◆ Work to do ◆
Filter the data for lines with the word "Овен", then copy every line so identified.

◆ Exercise input ◆
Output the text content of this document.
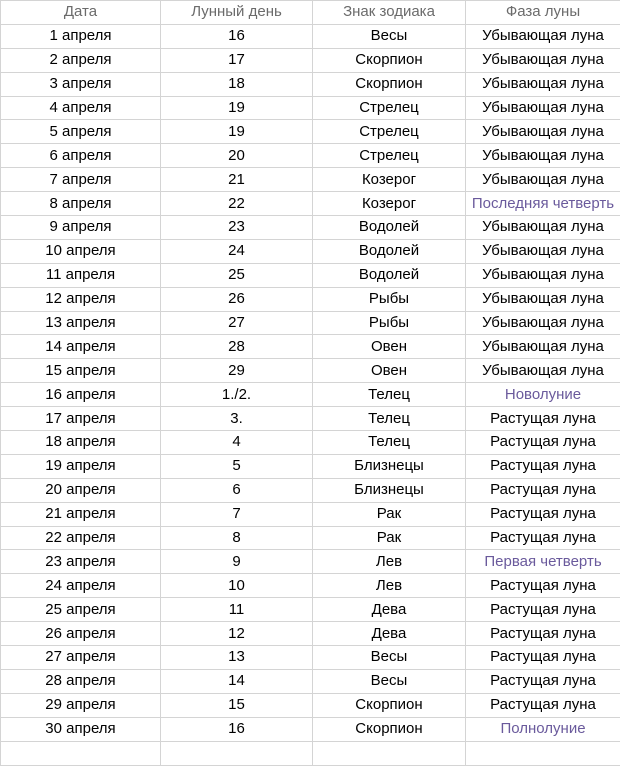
Дата	Лунный день	Знак зодиака	Фаза луны
1 апреля	16	Весы	Убывающая луна
2 апреля	17	Скорпион	Убывающая луна
3 апреля	18	Скорпион	Убывающая луна
4 апреля	19	Стрелец	Убывающая луна
5 апреля	19	Стрелец	Убывающая луна
6 апреля	20	Стрелец	Убывающая луна
7 апреля	21	Козерог	Убывающая луна
8 апреля	22	Козерог	Последняя четверть
9 апреля	23	Водолей	Убывающая луна
10 апреля	24	Водолей	Убывающая луна
11 апреля	25	Водолей	Убывающая луна
12 апреля	26	Рыбы	Убывающая луна
13 апреля	27	Рыбы	Убывающая луна
14 апреля	28	Овен	Убывающая луна
15 апреля	29	Овен	Убывающая луна
16 апреля	1./2.	Телец	Новолуние
17 апреля	3.	Телец	Растущая луна
18 апреля	4	Телец	Растущая луна
19 апреля	5	Близнецы	Растущая луна
20 апреля	6	Близнецы	Растущая луна
21 апреля	7	Рак	Растущая луна
22 апреля	8	Рак	Растущая луна
23 апреля	9	Лев	Первая четверть
24 апреля	10	Лев	Растущая луна
25 апреля	11	Дева	Растущая луна
26 апреля	12	Дева	Растущая луна
27 апреля	13	Весы	Растущая луна
28 апреля	14	Весы	Растущая луна
29 апреля	15	Скорпион	Растущая луна
30 апреля	16	Скорпион	Полнолуние
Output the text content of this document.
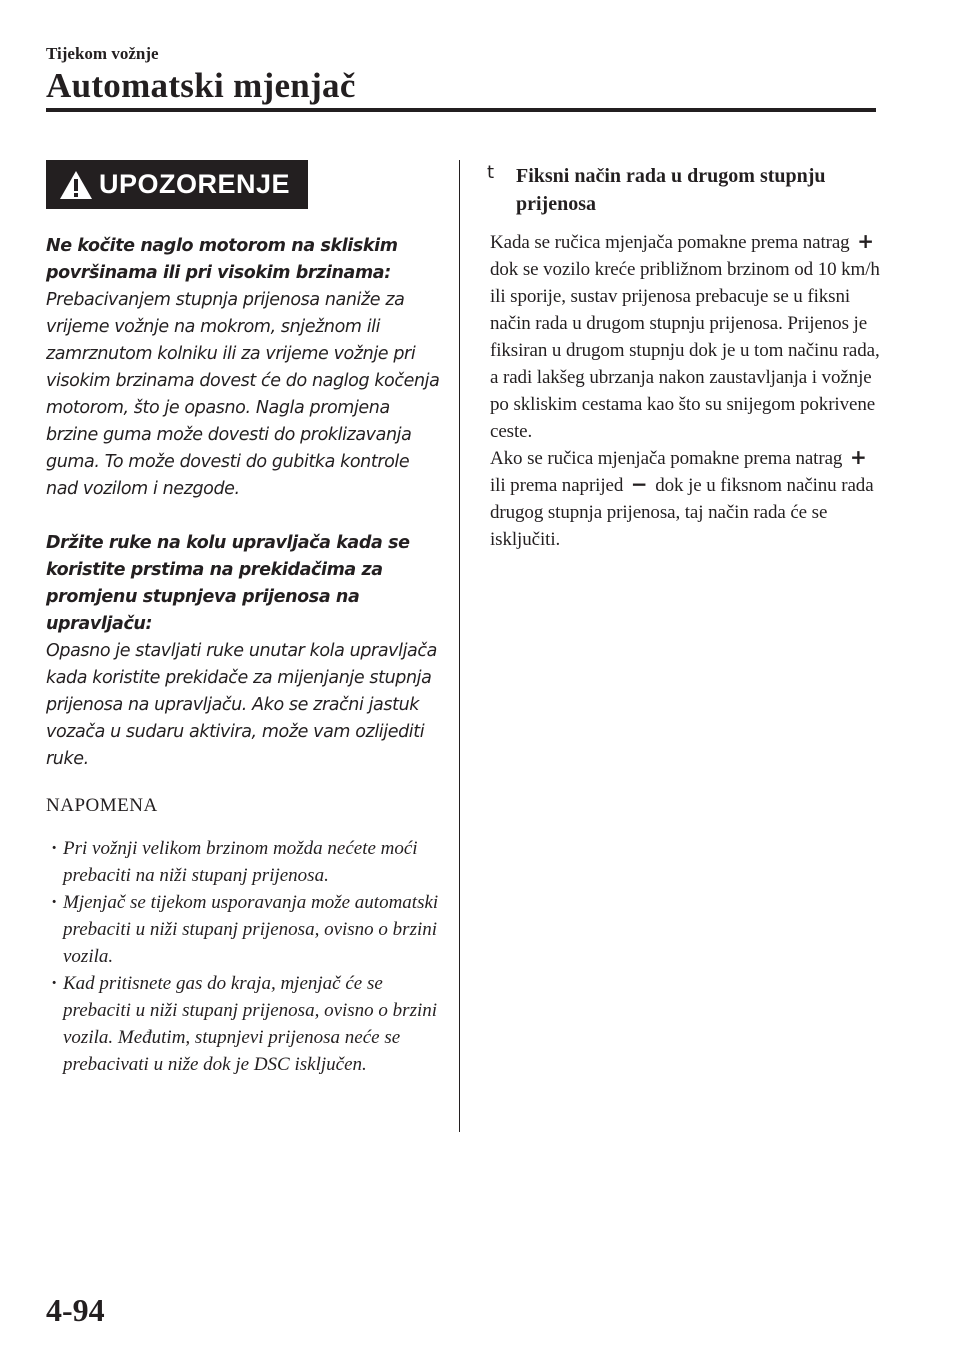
Tijekom vožnje
Automatski mjenjač
UPOZORENJE

Ne kočite naglo motorom na skliskim površinama ili pri visokim brzinama:

Prebacivanjem stupnja prijenosa naniže za vrijeme vožnje na mokrom, snježnom ili zamrznutom kolniku ili za vrijeme vožnje pri visokim brzinama dovest će do naglog kočenja motorom, što je opasno. Nagla promjena brzine guma može dovesti do proklizavanja guma. To može dovesti do gubitka kontrole nad vozilom i nezgode.

Držite ruke na kolu upravljača kada se koristite prstima na prekidačima za promjenu stupnjeva prijenosa na upravljaču:

Opasno je stavljati ruke unutar kola upravljača kada koristite prekidače za mijenjanje stupnja prijenosa na upravljaču. Ako se zračni jastuk vozača u sudaru aktivira, može vam ozlijediti ruke.

NAPOMENA
· Pri vožnji velikom brzinom možda nećete moći prebaciti na niži stupanj prijenosa.
· Mjenjač se tijekom usporavanja može automatski prebaciti u niži stupanj prijenosa, ovisno o brzini vozila.
· Kad pritisnete gas do kraja, mjenjač će se prebaciti u niži stupanj prijenosa, ovisno o brzini vozila. Međutim, stupnjevi prijenosa neće se prebacivati u niže dok je DSC isključen.
t Fiksni način rada u drugom stupnju prijenosa

Kada se ručica mjenjača pomakne prema natrag + dok se vozilo kreće približnom brzinom od 10 km/h ili sporije, sustav prijenosa prebacuje se u fiksni način rada u drugom stupnju prijenosa. Prijenos je fiksiran u drugom stupnju dok je u tom načinu rada, a radi lakšeg ubrzanja nakon zaustavljanja i vožnje po skliskim cestama kao što su snijegom pokrivene ceste.
Ako se ručica mjenjača pomakne prema natrag + ili prema naprijed − dok je u fiksnom načinu rada drugog stupnja prijenosa, taj način rada će se isključiti.

4-94
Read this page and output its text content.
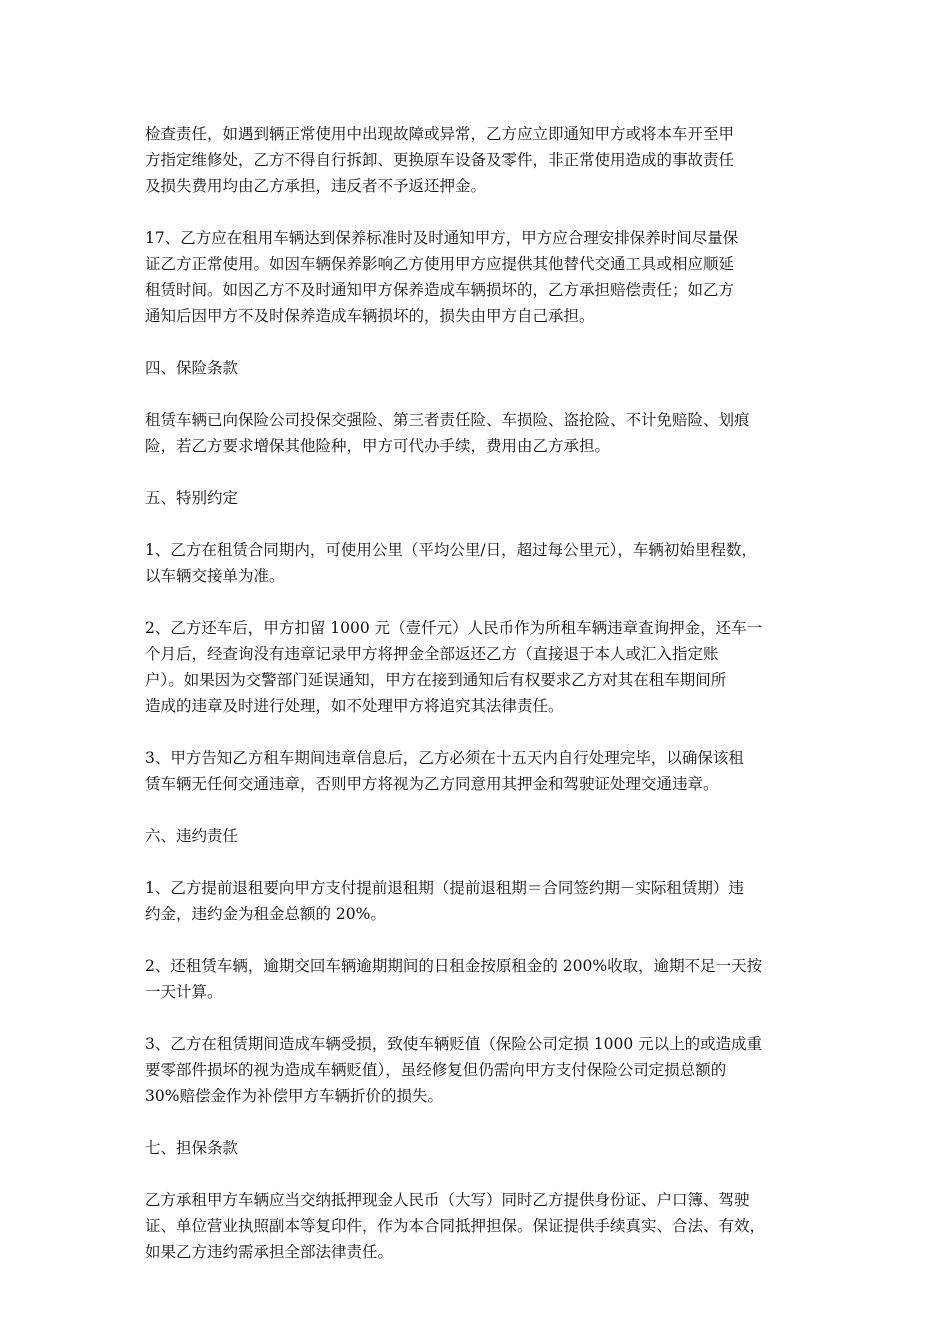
检查责任，如遇到辆正常使用中出现故障或异常，乙方应立即通知甲方或将本车开至甲
方指定维修处，乙方不得自行拆卸、更换原车设备及零件，非正常使用造成的事故责任
及损失费用均由乙方承担，违反者不予返还押金。

17、乙方应在租用车辆达到保养标准时及时通知甲方，甲方应合理安排保养时间尽量保
证乙方正常使用。如因车辆保养影响乙方使用甲方应提供其他替代交通工具或相应顺延
租赁时间。如因乙方不及时通知甲方保养造成车辆损坏的，乙方承担赔偿责任；如乙方
通知后因甲方不及时保养造成车辆损坏的，损失由甲方自己承担。

四、保险条款

租赁车辆已向保险公司投保交强险、第三者责任险、车损险、盗抢险、不计免赔险、划痕
险，若乙方要求增保其他险种，甲方可代办手续，费用由乙方承担。

五、特别约定

1、乙方在租赁合同期内，可使用公里（平均公里/日，超过每公里元），车辆初始里程数，
以车辆交接单为准。

2、乙方还车后，甲方扣留 1000 元（壹仟元）人民币作为所租车辆违章查询押金，还车一
个月后，经查询没有违章记录甲方将押金全部返还乙方（直接退于本人或汇入指定账
户）。如果因为交警部门延误通知，甲方在接到通知后有权要求乙方对其在租车期间所
造成的违章及时进行处理，如不处理甲方将追究其法律责任。

3、甲方告知乙方租车期间违章信息后，乙方必须在十五天内自行处理完毕，以确保该租
赁车辆无任何交通违章，否则甲方将视为乙方同意用其押金和驾驶证处理交通违章。

六、违约责任

1、乙方提前退租要向甲方支付提前退租期（提前退租期＝合同签约期－实际租赁期）违
约金，违约金为租金总额的 20%。

2、还租赁车辆，逾期交回车辆逾期期间的日租金按原租金的 200%收取，逾期不足一天按
一天计算。

3、乙方在租赁期间造成车辆受损，致使车辆贬值（保险公司定损 1000 元以上的或造成重
要零部件损坏的视为造成车辆贬值），虽经修复但仍需向甲方支付保险公司定损总额的
30%赔偿金作为补偿甲方车辆折价的损失。

七、担保条款

乙方承租甲方车辆应当交纳抵押现金人民币（大写）同时乙方提供身份证、户口簿、驾驶
证、单位营业执照副本等复印件，作为本合同抵押担保。保证提供手续真实、合法、有效，
如果乙方违约需承担全部法律责任。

◆ The reply ◆
14 апреля	28	Овен	Убывающая луна
15 апреля	29	Овен	Убывающая луна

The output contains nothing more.